Extracted data entries:
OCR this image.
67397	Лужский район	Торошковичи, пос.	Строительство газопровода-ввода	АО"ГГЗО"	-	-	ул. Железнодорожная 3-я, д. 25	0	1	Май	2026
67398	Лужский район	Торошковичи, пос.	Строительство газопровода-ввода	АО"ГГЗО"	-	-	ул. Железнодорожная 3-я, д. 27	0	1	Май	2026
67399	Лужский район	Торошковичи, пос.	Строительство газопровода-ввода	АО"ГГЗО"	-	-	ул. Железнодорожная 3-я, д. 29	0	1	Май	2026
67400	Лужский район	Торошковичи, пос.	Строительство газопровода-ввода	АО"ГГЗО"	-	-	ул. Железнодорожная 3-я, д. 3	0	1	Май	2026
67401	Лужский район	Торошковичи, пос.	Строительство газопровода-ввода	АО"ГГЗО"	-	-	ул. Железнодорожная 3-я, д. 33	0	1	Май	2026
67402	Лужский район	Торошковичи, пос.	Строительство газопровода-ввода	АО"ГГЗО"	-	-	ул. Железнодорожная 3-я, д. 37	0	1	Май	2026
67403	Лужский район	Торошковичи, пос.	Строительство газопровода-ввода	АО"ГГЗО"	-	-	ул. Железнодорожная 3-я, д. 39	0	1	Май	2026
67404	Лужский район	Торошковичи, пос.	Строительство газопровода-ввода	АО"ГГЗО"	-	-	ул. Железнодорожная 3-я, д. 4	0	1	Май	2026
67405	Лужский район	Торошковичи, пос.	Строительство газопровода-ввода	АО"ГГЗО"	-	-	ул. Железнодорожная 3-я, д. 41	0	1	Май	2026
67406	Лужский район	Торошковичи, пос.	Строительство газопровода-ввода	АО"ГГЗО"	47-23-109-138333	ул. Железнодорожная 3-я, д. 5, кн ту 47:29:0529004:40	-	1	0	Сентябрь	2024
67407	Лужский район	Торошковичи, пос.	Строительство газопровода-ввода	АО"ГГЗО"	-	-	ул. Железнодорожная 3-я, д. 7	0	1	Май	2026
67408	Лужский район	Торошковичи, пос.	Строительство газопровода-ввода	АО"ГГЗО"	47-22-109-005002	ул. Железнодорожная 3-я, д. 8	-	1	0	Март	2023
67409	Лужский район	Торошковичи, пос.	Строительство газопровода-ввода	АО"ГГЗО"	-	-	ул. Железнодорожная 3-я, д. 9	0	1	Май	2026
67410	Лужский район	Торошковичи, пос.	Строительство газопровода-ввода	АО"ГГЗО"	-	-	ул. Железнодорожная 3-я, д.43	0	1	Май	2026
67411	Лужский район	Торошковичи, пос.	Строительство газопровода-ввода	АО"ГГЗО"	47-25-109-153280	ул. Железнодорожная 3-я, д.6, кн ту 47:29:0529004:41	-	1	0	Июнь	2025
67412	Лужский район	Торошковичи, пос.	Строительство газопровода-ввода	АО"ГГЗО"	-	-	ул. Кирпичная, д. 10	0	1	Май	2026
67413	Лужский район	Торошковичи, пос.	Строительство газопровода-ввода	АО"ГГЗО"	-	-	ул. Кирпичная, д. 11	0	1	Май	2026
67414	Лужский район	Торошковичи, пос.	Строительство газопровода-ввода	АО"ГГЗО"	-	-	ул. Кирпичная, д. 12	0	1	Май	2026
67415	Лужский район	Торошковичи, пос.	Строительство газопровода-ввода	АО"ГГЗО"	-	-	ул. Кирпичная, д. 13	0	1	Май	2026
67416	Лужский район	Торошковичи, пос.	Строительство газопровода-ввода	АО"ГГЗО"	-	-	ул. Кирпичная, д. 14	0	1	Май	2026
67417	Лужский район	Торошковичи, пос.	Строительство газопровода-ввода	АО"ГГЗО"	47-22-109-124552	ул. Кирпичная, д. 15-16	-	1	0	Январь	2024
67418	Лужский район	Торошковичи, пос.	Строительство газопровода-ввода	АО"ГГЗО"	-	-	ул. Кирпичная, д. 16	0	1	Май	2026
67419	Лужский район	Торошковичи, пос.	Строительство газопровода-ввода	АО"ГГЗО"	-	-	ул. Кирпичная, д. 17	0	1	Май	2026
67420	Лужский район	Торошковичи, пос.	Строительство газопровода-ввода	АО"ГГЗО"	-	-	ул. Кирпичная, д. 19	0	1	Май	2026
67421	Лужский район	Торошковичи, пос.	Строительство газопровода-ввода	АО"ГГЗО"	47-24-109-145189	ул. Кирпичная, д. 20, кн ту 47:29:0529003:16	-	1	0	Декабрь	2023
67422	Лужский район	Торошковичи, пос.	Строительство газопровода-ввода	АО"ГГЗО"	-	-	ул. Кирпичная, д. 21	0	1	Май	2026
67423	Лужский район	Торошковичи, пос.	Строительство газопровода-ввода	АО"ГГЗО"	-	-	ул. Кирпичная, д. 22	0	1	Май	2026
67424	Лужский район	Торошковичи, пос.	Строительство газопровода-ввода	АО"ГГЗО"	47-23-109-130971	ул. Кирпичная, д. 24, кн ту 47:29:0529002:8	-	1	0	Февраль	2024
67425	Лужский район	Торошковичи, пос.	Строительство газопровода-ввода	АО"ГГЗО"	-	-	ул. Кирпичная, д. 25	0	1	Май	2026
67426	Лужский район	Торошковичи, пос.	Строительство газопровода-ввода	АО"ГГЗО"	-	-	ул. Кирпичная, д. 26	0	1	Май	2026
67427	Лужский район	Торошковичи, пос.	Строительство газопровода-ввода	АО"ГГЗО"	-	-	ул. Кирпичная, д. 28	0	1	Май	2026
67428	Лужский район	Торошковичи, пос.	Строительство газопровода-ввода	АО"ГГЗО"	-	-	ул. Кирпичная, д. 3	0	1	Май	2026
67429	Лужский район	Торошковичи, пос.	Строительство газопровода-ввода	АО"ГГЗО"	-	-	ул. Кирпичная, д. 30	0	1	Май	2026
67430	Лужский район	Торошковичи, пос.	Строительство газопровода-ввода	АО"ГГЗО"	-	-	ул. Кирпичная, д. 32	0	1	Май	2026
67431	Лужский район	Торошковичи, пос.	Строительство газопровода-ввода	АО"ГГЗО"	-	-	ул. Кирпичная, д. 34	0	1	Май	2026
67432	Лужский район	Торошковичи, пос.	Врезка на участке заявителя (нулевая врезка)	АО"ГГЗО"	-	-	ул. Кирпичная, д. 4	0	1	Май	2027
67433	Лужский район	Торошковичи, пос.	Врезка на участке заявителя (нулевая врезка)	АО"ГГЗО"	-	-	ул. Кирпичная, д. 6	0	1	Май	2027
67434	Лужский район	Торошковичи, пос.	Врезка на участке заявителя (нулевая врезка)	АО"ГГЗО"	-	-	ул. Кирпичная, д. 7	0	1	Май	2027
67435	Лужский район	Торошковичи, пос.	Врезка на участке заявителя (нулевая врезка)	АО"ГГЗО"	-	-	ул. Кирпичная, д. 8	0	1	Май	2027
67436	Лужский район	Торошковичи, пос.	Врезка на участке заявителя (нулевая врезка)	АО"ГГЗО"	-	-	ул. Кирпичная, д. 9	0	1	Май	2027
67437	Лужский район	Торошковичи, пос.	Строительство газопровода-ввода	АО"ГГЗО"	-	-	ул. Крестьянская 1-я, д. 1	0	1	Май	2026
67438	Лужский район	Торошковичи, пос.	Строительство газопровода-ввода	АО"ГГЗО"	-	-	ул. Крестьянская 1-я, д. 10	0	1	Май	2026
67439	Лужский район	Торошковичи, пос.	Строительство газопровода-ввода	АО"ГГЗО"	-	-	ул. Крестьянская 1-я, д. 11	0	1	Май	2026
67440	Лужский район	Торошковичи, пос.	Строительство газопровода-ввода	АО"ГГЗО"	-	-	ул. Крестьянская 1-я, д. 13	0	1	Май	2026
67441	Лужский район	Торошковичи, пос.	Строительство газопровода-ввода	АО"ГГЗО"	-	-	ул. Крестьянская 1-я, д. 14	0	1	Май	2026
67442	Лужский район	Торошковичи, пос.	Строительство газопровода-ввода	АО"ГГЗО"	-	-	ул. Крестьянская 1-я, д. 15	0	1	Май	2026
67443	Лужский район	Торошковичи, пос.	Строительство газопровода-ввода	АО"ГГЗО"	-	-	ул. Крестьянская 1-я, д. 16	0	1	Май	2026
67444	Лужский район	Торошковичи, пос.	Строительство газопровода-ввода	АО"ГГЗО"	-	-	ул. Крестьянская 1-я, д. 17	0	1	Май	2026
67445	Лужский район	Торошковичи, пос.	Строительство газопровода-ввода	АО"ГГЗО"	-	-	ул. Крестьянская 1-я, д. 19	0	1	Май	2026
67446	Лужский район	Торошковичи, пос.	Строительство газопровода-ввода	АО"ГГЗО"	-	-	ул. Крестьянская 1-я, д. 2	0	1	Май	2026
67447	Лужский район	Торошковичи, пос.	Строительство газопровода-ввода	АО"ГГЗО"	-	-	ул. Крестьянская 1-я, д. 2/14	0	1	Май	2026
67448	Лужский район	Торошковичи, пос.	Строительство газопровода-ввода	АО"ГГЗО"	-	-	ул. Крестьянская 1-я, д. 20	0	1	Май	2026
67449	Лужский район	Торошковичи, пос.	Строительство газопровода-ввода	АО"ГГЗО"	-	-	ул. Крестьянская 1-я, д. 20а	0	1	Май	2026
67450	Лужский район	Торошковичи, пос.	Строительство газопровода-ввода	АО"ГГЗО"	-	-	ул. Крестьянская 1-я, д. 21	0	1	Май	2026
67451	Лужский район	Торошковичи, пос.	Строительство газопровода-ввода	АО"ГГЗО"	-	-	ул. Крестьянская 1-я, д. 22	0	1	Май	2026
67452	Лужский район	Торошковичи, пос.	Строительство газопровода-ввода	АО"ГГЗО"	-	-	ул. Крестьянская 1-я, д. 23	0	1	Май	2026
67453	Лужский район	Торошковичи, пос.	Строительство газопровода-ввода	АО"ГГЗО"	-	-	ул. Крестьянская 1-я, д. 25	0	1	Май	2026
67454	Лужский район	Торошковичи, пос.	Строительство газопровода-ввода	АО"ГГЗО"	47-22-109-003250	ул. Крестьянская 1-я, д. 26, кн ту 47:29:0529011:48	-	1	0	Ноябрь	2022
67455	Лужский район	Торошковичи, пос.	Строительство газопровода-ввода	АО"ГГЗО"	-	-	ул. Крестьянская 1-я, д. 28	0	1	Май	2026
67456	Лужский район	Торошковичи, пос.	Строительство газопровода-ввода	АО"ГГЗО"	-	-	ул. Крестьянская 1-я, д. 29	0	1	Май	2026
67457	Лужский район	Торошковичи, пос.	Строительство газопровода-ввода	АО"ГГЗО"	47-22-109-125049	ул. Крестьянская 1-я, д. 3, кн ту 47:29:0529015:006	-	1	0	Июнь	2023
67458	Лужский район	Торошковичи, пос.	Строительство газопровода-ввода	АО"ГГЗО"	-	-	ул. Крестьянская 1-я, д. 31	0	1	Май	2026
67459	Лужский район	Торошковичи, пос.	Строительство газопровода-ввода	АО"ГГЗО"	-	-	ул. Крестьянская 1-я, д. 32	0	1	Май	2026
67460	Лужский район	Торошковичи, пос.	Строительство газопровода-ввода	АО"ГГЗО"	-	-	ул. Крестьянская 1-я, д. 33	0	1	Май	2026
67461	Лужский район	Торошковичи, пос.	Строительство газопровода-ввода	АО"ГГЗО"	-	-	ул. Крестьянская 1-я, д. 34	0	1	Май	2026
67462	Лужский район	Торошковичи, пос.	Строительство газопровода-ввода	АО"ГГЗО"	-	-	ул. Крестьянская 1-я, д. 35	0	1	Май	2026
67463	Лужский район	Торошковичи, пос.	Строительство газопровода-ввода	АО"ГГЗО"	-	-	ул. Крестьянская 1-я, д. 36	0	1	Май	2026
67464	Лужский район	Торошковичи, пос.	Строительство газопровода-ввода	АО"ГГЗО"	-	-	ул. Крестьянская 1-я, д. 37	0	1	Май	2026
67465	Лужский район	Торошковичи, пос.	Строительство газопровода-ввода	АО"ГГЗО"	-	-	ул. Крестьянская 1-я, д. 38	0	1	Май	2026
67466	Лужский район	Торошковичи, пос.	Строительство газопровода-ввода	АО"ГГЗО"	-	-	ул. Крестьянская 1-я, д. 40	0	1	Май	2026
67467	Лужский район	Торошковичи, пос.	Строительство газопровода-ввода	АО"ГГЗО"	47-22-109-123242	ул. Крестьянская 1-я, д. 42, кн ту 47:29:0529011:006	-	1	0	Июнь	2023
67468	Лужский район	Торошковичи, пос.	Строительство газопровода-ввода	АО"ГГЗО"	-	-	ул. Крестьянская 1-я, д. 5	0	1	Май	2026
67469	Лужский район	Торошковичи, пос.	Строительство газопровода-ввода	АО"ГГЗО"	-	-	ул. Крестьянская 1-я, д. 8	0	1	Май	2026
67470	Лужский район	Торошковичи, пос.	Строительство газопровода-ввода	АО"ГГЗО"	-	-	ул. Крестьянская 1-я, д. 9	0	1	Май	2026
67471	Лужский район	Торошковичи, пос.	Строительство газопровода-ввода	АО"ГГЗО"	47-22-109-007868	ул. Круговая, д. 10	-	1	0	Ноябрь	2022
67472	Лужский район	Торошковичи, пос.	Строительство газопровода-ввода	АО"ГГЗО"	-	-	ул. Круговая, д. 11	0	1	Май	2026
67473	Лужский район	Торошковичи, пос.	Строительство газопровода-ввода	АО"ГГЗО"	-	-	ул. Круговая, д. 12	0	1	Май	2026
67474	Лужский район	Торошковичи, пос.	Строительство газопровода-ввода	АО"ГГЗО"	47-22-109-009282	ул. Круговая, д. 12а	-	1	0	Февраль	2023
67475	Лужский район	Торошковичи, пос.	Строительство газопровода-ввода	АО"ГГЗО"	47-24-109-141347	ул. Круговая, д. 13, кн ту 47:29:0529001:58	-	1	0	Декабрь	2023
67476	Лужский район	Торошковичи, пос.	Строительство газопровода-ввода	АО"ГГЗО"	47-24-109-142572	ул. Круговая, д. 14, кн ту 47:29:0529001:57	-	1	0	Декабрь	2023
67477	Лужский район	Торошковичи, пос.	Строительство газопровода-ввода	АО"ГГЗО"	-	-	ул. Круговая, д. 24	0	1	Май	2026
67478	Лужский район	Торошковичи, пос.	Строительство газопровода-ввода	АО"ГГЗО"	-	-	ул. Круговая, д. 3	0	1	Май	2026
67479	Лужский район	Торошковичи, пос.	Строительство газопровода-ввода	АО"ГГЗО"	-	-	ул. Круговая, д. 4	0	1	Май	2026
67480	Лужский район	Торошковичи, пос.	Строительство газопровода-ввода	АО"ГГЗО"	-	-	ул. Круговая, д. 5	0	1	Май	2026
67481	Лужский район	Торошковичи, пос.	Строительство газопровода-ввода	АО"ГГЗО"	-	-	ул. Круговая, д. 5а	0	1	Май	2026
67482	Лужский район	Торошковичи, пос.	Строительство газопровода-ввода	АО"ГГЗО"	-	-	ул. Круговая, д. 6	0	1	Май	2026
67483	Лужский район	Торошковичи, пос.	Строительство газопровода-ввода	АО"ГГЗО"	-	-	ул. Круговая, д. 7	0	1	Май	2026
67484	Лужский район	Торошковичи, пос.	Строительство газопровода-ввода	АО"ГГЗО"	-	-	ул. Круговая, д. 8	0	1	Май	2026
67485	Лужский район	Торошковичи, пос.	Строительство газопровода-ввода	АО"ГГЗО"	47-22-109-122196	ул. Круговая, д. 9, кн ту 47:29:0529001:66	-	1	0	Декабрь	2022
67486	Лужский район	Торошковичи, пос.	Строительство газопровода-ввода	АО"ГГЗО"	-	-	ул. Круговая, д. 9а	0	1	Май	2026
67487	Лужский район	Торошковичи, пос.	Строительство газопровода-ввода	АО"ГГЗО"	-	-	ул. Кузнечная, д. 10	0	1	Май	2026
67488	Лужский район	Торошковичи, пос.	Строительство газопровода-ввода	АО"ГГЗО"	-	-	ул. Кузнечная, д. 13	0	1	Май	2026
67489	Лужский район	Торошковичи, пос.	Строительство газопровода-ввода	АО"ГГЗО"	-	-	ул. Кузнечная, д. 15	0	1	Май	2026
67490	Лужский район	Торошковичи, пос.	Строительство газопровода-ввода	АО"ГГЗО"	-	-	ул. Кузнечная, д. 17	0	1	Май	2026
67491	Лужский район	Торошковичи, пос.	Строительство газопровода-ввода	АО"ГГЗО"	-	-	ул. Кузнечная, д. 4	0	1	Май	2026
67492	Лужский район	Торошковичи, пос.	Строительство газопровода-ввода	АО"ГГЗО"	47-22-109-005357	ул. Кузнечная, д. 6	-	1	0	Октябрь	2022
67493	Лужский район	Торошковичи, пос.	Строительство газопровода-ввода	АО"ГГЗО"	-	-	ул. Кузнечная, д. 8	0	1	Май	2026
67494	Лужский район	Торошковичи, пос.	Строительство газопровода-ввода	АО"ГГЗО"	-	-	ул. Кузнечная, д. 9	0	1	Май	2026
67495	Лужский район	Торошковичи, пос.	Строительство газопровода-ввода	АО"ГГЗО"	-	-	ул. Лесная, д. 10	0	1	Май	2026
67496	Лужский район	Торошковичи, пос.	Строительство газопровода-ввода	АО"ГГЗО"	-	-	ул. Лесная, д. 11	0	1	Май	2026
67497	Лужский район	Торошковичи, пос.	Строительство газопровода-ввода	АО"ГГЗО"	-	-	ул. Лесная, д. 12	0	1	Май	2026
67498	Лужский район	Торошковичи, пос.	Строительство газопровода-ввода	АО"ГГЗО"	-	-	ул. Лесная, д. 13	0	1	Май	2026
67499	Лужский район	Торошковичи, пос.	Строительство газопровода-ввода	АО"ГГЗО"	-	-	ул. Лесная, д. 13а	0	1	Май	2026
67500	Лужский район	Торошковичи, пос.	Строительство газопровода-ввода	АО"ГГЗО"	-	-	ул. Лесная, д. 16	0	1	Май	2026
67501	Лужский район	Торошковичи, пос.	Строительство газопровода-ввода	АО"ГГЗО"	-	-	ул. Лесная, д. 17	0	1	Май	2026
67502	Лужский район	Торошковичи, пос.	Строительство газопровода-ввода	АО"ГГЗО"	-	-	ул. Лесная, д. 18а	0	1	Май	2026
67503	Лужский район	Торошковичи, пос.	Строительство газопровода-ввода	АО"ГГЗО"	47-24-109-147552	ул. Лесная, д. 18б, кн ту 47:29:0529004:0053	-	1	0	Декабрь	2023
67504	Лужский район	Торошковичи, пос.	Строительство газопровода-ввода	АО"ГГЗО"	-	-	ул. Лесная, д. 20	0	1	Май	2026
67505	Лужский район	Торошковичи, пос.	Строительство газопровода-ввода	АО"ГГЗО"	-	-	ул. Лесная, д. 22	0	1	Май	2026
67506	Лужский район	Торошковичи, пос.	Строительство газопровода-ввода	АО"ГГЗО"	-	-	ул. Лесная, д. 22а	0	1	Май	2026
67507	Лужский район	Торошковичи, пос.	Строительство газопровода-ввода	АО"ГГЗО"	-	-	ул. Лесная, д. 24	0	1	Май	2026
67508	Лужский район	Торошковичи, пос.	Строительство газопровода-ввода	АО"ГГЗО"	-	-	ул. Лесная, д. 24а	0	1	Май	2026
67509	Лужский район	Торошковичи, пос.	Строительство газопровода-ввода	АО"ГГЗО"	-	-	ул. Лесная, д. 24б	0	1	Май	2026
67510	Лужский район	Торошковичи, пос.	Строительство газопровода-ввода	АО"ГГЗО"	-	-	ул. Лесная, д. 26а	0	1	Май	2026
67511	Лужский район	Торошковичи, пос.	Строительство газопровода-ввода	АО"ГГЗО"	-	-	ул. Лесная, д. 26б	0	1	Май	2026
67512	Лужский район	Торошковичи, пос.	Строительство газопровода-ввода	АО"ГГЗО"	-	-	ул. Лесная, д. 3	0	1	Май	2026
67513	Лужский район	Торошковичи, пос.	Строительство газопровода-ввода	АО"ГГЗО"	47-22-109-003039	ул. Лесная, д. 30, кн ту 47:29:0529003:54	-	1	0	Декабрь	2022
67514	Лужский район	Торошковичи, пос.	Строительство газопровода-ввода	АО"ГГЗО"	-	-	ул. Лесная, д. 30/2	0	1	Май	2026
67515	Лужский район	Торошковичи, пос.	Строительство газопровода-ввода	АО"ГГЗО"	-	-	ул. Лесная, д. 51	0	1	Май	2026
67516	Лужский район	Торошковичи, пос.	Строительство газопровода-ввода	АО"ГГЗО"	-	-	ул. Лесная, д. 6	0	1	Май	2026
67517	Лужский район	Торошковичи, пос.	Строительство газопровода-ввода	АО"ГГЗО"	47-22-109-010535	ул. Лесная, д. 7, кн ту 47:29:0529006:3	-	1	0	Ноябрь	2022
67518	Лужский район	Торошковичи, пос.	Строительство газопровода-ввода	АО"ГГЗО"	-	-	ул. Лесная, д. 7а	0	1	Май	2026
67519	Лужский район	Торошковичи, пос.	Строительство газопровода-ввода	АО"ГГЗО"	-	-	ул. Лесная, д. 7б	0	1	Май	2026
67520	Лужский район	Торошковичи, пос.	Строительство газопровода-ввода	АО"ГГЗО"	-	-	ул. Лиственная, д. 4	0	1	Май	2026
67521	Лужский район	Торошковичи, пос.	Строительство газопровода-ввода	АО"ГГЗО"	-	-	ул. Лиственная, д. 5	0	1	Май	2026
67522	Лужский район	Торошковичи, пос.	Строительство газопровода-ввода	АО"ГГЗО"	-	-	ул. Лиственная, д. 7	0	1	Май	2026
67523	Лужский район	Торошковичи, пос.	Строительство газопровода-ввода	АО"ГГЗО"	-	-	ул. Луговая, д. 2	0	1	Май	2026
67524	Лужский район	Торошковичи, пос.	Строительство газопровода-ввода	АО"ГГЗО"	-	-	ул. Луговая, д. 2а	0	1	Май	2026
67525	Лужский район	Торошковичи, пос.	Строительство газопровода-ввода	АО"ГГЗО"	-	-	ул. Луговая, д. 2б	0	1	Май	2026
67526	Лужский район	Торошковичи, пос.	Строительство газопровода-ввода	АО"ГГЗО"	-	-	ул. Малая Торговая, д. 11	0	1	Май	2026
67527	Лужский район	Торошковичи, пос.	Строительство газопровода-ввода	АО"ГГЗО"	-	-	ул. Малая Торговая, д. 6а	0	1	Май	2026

=== Exercise goal ===
In the entries above, find every line holding the word "Луговая" and copy it out.

=== Task output ===
67523	Лужский район	Торошковичи, пос.	Строительство газопровода-ввода	АО"ГГЗО"	-	-	ул. Луговая, д. 2	0	1	Май	2026
67524	Лужский район	Торошковичи, пос.	Строительство газопровода-ввода	АО"ГГЗО"	-	-	ул. Луговая, д. 2а	0	1	Май	2026
67525	Лужский район	Торошковичи, пос.	Строительство газопровода-ввода	АО"ГГЗО"	-	-	ул. Луговая, д. 2б	0	1	Май	2026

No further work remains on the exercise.